GOAL OF THE EXERCISE:
Write out the data below in full. Keep it exact.

• • • •

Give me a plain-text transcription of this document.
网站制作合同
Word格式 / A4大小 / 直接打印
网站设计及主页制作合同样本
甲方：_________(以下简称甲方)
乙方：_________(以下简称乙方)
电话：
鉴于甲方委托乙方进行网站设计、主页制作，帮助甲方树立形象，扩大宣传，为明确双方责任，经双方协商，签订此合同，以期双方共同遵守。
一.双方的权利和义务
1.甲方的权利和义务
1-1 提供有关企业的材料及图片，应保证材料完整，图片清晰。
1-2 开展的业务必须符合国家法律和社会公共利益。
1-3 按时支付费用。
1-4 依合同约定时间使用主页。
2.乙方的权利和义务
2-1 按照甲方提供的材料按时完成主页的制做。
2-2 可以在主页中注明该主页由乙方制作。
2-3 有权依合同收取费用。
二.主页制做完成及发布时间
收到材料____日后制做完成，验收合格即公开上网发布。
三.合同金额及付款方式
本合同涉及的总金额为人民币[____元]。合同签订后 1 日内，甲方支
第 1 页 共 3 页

• • • •

OUTPUT OF THE EXERCISE:
Give me a plain-text transcription of this document.
网站制作合同
Word格式 / A4大小 / 直接打印
网站设计及主页制作合同样本
甲方：_________(以下简称甲方)
乙方：_________(以下简称乙方)
电话：
鉴于甲方委托乙方进行网站设计、主页制作，帮助甲方树立形象，扩大宣传，为明确双方责任，经双方协商，签订此合同，以期双方共同遵守。
一.双方的权利和义务
1.甲方的权利和义务
1-1 提供有关企业的材料及图片，应保证材料完整，图片清晰。
1-2 开展的业务必须符合国家法律和社会公共利益。
1-3 按时支付费用。
1-4 依合同约定时间使用主页。
2.乙方的权利和义务
2-1 按照甲方提供的材料按时完成主页的制做。
2-2 可以在主页中注明该主页由乙方制作。
2-3 有权依合同收取费用。
二.主页制做完成及发布时间
收到材料____日后制做完成，验收合格即公开上网发布。
三.合同金额及付款方式
本合同涉及的总金额为人民币[____元]。合同签订后 1 日内，甲方支
第 1 页 共 3 页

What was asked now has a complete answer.